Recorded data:
--- --- ---
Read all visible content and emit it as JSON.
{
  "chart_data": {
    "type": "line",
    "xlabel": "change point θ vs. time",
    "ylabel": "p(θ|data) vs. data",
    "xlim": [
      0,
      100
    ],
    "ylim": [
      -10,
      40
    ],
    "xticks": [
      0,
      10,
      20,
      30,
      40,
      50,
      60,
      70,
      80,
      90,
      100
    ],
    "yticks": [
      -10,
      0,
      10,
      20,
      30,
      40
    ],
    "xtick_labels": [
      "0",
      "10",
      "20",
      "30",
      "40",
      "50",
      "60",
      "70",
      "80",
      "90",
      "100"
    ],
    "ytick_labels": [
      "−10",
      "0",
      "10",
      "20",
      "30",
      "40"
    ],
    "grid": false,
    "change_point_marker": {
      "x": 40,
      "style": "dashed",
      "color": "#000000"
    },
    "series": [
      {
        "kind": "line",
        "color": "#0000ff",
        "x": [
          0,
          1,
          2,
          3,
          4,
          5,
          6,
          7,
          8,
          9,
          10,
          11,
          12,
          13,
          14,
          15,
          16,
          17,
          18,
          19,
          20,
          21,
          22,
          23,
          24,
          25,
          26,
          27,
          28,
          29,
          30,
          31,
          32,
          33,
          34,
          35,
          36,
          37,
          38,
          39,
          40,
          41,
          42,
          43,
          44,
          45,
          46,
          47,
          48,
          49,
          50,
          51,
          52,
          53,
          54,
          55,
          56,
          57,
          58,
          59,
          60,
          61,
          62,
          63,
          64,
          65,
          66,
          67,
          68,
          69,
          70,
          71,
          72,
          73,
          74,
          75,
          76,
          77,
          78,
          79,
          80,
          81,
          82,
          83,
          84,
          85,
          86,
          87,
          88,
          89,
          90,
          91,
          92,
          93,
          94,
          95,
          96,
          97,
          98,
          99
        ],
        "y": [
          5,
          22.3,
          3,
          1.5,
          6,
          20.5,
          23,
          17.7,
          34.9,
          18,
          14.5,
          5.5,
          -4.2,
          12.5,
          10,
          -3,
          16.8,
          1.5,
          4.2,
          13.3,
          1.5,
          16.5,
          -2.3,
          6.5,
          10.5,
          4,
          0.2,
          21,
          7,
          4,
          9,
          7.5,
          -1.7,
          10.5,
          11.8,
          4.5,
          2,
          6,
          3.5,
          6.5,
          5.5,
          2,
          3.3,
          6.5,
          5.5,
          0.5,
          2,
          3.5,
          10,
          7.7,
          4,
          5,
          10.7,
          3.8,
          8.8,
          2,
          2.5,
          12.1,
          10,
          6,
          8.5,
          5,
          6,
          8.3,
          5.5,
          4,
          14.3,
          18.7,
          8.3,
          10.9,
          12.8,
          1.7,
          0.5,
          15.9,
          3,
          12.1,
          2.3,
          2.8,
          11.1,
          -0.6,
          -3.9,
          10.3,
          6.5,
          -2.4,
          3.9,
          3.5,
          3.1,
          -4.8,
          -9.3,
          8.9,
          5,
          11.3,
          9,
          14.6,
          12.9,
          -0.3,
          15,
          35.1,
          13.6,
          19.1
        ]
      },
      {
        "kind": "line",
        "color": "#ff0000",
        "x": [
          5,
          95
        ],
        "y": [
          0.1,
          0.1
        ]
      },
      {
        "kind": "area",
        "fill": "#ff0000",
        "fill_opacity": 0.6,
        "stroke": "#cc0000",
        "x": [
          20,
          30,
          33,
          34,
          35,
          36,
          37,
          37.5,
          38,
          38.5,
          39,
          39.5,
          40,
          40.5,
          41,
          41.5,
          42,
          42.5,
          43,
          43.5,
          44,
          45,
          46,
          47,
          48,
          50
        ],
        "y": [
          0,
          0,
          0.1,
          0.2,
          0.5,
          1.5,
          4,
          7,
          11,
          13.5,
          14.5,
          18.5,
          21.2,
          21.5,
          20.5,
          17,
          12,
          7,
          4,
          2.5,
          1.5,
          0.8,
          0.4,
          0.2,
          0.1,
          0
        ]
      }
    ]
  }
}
--- --- ---
Stated goal: Your task is to repeat every line exactly.

Answer:
Read all visible content and emit it as JSON.
{
  "chart_data": {
    "type": "line",
    "xlabel": "change point θ vs. time",
    "ylabel": "p(θ|data) vs. data",
    "xlim": [
      0,
      100
    ],
    "ylim": [
      -10,
      40
    ],
    "xticks": [
      0,
      10,
      20,
      30,
      40,
      50,
      60,
      70,
      80,
      90,
      100
    ],
    "yticks": [
      -10,
      0,
      10,
      20,
      30,
      40
    ],
    "xtick_labels": [
      "0",
      "10",
      "20",
      "30",
      "40",
      "50",
      "60",
      "70",
      "80",
      "90",
      "100"
    ],
    "ytick_labels": [
      "−10",
      "0",
      "10",
      "20",
      "30",
      "40"
    ],
    "grid": false,
    "change_point_marker": {
      "x": 40,
      "style": "dashed",
      "color": "#000000"
    },
    "series": [
      {
        "kind": "line",
        "color": "#0000ff",
        "x": [
          0,
          1,
          2,
          3,
          4,
          5,
          6,
          7,
          8,
          9,
          10,
          11,
          12,
          13,
          14,
          15,
          16,
          17,
          18,
          19,
          20,
          21,
          22,
          23,
          24,
          25,
          26,
          27,
          28,
          29,
          30,
          31,
          32,
          33,
          34,
          35,
          36,
          37,
          38,
          39,
          40,
          41,
          42,
          43,
          44,
          45,
          46,
          47,
          48,
          49,
          50,
          51,
          52,
          53,
          54,
          55,
          56,
          57,
          58,
          59,
          60,
          61,
          62,
          63,
          64,
          65,
          66,
          67,
          68,
          69,
          70,
          71,
          72,
          73,
          74,
          75,
          76,
          77,
          78,
          79,
          80,
          81,
          82,
          83,
          84,
          85,
          86,
          87,
          88,
          89,
          90,
          91,
          92,
          93,
          94,
          95,
          96,
          97,
          98,
          99
        ],
        "y": [
          5,
          22.3,
          3,
          1.5,
          6,
          20.5,
          23,
          17.7,
          34.9,
          18,
          14.5,
          5.5,
          -4.2,
          12.5,
          10,
          -3,
          16.8,
          1.5,
          4.2,
          13.3,
          1.5,
          16.5,
          -2.3,
          6.5,
          10.5,
          4,
          0.2,
          21,
          7,
          4,
          9,
          7.5,
          -1.7,
          10.5,
          11.8,
          4.5,
          2,
          6,
          3.5,
          6.5,
          5.5,
          2,
          3.3,
          6.5,
          5.5,
          0.5,
          2,
          3.5,
          10,
          7.7,
          4,
          5,
          10.7,
          3.8,
          8.8,
          2,
          2.5,
          12.1,
          10,
          6,
          8.5,
          5,
          6,
          8.3,
          5.5,
          4,
          14.3,
          18.7,
          8.3,
          10.9,
          12.8,
          1.7,
          0.5,
          15.9,
          3,
          12.1,
          2.3,
          2.8,
          11.1,
          -0.6,
          -3.9,
          10.3,
          6.5,
          -2.4,
          3.9,
          3.5,
          3.1,
          -4.8,
          -9.3,
          8.9,
          5,
          11.3,
          9,
          14.6,
          12.9,
          -0.3,
          15,
          35.1,
          13.6,
          19.1
        ]
      },
      {
        "kind": "line",
        "color": "#ff0000",
        "x": [
          5,
          95
        ],
        "y": [
          0.1,
          0.1
        ]
      },
      {
        "kind": "area",
        "fill": "#ff0000",
        "fill_opacity": 0.6,
        "stroke": "#cc0000",
        "x": [
          20,
          30,
          33,
          34,
          35,
          36,
          37,
          37.5,
          38,
          38.5,
          39,
          39.5,
          40,
          40.5,
          41,
          41.5,
          42,
          42.5,
          43,
          43.5,
          44,
          45,
          46,
          47,
          48,
          50
        ],
        "y": [
          0,
          0,
          0.1,
          0.2,
          0.5,
          1.5,
          4,
          7,
          11,
          13.5,
          14.5,
          18.5,
          21.2,
          21.5,
          20.5,
          17,
          12,
          7,
          4,
          2.5,
          1.5,
          0.8,
          0.4,
          0.2,
          0.1,
          0
        ]
      }
    ]
  }
}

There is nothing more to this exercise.